#### [THE TASK]
Repeat each record exactly as written, and drop any images.

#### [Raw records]
•••••

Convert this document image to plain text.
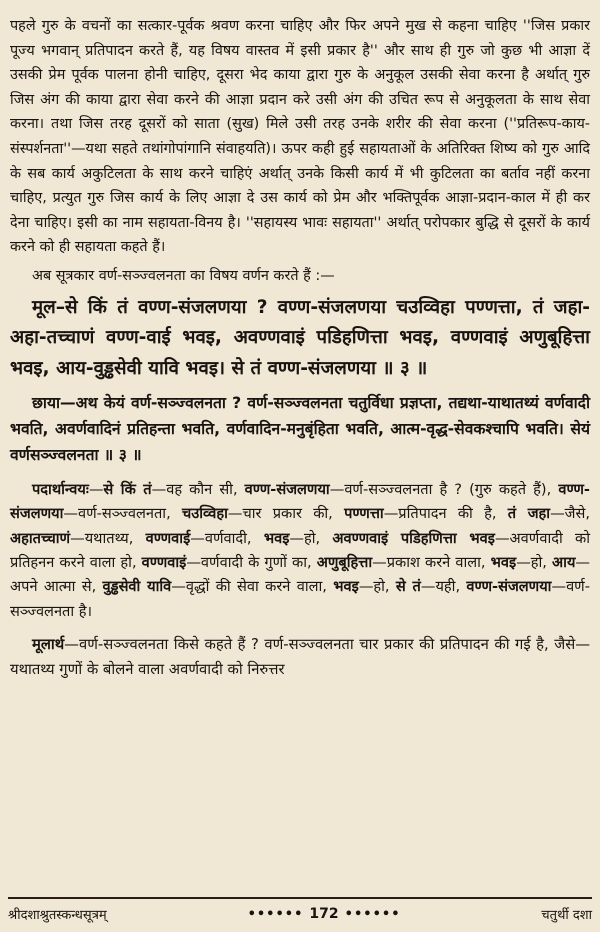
पहले गुरु के वचनों का सत्कार-पूर्वक श्रवण करना चाहिए और फिर अपने मुख से कहना चाहिए ''जिस प्रकार पूज्य भगवान् प्रतिपादन करते हैं, यह विषय वास्तव में इसी प्रकार है'' और साथ ही गुरु जो कुछ भी आज्ञा दें उसकी प्रेम पूर्वक पालना होनी चाहिए, दूसरा भेद काया द्वारा गुरु के अनुकूल उसकी सेवा करना है अर्थात् गुरु जिस अंग की काया द्वारा सेवा करने की आज्ञा प्रदान करे उसी अंग की उचित रूप से अनुकूलता के साथ सेवा करना। तथा जिस तरह दूसरों को साता (सुख) मिले उसी तरह उनके शरीर की सेवा करना (''प्रतिरूप-काय- संस्पर्शनता''—यथा सहते तथांगोपांगानि संवाहयति)। ऊपर कही हुई सहायताओं के अतिरिक्त शिष्य को गुरु आदि के सब कार्य अकुटिलता के साथ करने चाहिएं अर्थात् उनके किसी कार्य में भी कुटिलता का बर्ताव नहीं करना चाहिए, प्रत्युत गुरु जिस कार्य के लिए आज्ञा दे उस कार्य को प्रेम और भक्तिपूर्वक आज्ञा-प्रदान-काल में ही कर देना चाहिए। इसी का नाम सहायता-विनय है। ''सहायस्य भावः सहायता'' अर्थात् परोपकार बुद्धि से दूसरों के कार्य करने को ही सहायता कहते हैं।

अब सूत्रकार वर्ण-सञ्ज्वलनता का विषय वर्णन करते हैं :—

मूल–से किं तं वण्ण-संजलणया ? वण्ण-संजलणया चउव्विहा पण्णत्ता, तं जहा-अहा-तच्चाणं वण्ण-वाई भवइ, अवण्णवाइं पडिहणित्ता भवइ, वण्णवाइं अणुबूहित्ता भवइ, आय-वुड्ढसेवी यावि भवइ। से तं वण्ण-संजलणया ॥ ३ ॥

छाया—अथ केयं वर्ण-सञ्ज्वलनता ? वर्ण-सञ्ज्वलनता चतुर्विधा प्रज्ञप्ता, तद्यथा-याथातथ्यं वर्णवादी भवति, अवर्णवादिनं प्रतिहन्ता भवति, वर्णवादिन-मनुबृंहिता भवति, आत्म-वृद्ध-सेवकश्चापि भवति। सेयं वर्णसञ्ज्वलनता ॥ ३ ॥

पदार्थान्वयः—से किं तं—वह कौन सी, वण्ण-संजलणया—वर्ण-सञ्ज्वलनता है ? (गुरु कहते हैं), वण्ण-संजलणया—वर्ण-सञ्ज्वलनता, चउव्विहा—चार प्रकार की, पण्णत्ता—प्रतिपादन की है, तं जहा—जैसे, अहातच्चाणं—यथातथ्य, वण्णवाई—वर्णवादी, भवइ—हो, अवण्णवाइं पडिहणित्ता भवइ—अवर्णवादी को प्रतिहनन करने वाला हो, वण्णवाइं—वर्णवादी के गुणों का, अणुबूहित्ता—प्रकाश करने वाला, भवइ—हो, आय—अपने आत्मा से, वुड्ढसेवी यावि—वृद्धों की सेवा करने वाला, भवइ—हो, से तं—यही, वण्ण-संजलणया—वर्ण-सञ्ज्वलनता है।

मूलार्थ—वर्ण-सञ्ज्वलनता किसे कहते हैं ? वर्ण-सञ्ज्वलनता चार प्रकार की प्रतिपादन की गई है, जैसे—यथातथ्य गुणों के बोलने वाला अवर्णवादी को निरुत्तर

श्रीदशाश्रुतस्कन्धसूत्रम्	•••••• 172 ••••••	चतुर्थी दशा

•••••

#### [THE RESULT]
Convert this document image to plain text.
पहले गुरु के वचनों का सत्कार-पूर्वक श्रवण करना चाहिए और फिर अपने मुख से कहना चाहिए ''जिस प्रकार पूज्य भगवान् प्रतिपादन करते हैं, यह विषय वास्तव में इसी प्रकार है'' और साथ ही गुरु जो कुछ भी आज्ञा दें उसकी प्रेम पूर्वक पालना होनी चाहिए, दूसरा भेद काया द्वारा गुरु के अनुकूल उसकी सेवा करना है अर्थात् गुरु जिस अंग की काया द्वारा सेवा करने की आज्ञा प्रदान करे उसी अंग की उचित रूप से अनुकूलता के साथ सेवा करना। तथा जिस तरह दूसरों को साता (सुख) मिले उसी तरह उनके शरीर की सेवा करना (''प्रतिरूप-काय- संस्पर्शनता''—यथा सहते तथांगोपांगानि संवाहयति)। ऊपर कही हुई सहायताओं के अतिरिक्त शिष्य को गुरु आदि के सब कार्य अकुटिलता के साथ करने चाहिएं अर्थात् उनके किसी कार्य में भी कुटिलता का बर्ताव नहीं करना चाहिए, प्रत्युत गुरु जिस कार्य के लिए आज्ञा दे उस कार्य को प्रेम और भक्तिपूर्वक आज्ञा-प्रदान-काल में ही कर देना चाहिए। इसी का नाम सहायता-विनय है। ''सहायस्य भावः सहायता'' अर्थात् परोपकार बुद्धि से दूसरों के कार्य करने को ही सहायता कहते हैं।

अब सूत्रकार वर्ण-सञ्ज्वलनता का विषय वर्णन करते हैं :—

मूल–से किं तं वण्ण-संजलणया ? वण्ण-संजलणया चउव्विहा पण्णत्ता, तं जहा-अहा-तच्चाणं वण्ण-वाई भवइ, अवण्णवाइं पडिहणित्ता भवइ, वण्णवाइं अणुबूहित्ता भवइ, आय-वुड्ढसेवी यावि भवइ। से तं वण्ण-संजलणया ॥ ३ ॥

छाया—अथ केयं वर्ण-सञ्ज्वलनता ? वर्ण-सञ्ज्वलनता चतुर्विधा प्रज्ञप्ता, तद्यथा-याथातथ्यं वर्णवादी भवति, अवर्णवादिनं प्रतिहन्ता भवति, वर्णवादिन-मनुबृंहिता भवति, आत्म-वृद्ध-सेवकश्चापि भवति। सेयं वर्णसञ्ज्वलनता ॥ ३ ॥

पदार्थान्वयः—से किं तं—वह कौन सी, वण्ण-संजलणया—वर्ण-सञ्ज्वलनता है ? (गुरु कहते हैं), वण्ण-संजलणया—वर्ण-सञ्ज्वलनता, चउव्विहा—चार प्रकार की, पण्णत्ता—प्रतिपादन की है, तं जहा—जैसे, अहातच्चाणं—यथातथ्य, वण्णवाई—वर्णवादी, भवइ—हो, अवण्णवाइं पडिहणित्ता भवइ—अवर्णवादी को प्रतिहनन करने वाला हो, वण्णवाइं—वर्णवादी के गुणों का, अणुबूहित्ता—प्रकाश करने वाला, भवइ—हो, आय—अपने आत्मा से, वुड्ढसेवी यावि—वृद्धों की सेवा करने वाला, भवइ—हो, से तं—यही, वण्ण-संजलणया—वर्ण-सञ्ज्वलनता है।

मूलार्थ—वर्ण-सञ्ज्वलनता किसे कहते हैं ? वर्ण-सञ्ज्वलनता चार प्रकार की प्रतिपादन की गई है, जैसे—यथातथ्य गुणों के बोलने वाला अवर्णवादी को निरुत्तर

श्रीदशाश्रुतस्कन्धसूत्रम्	•••••• 172 ••••••	चतुर्थी दशा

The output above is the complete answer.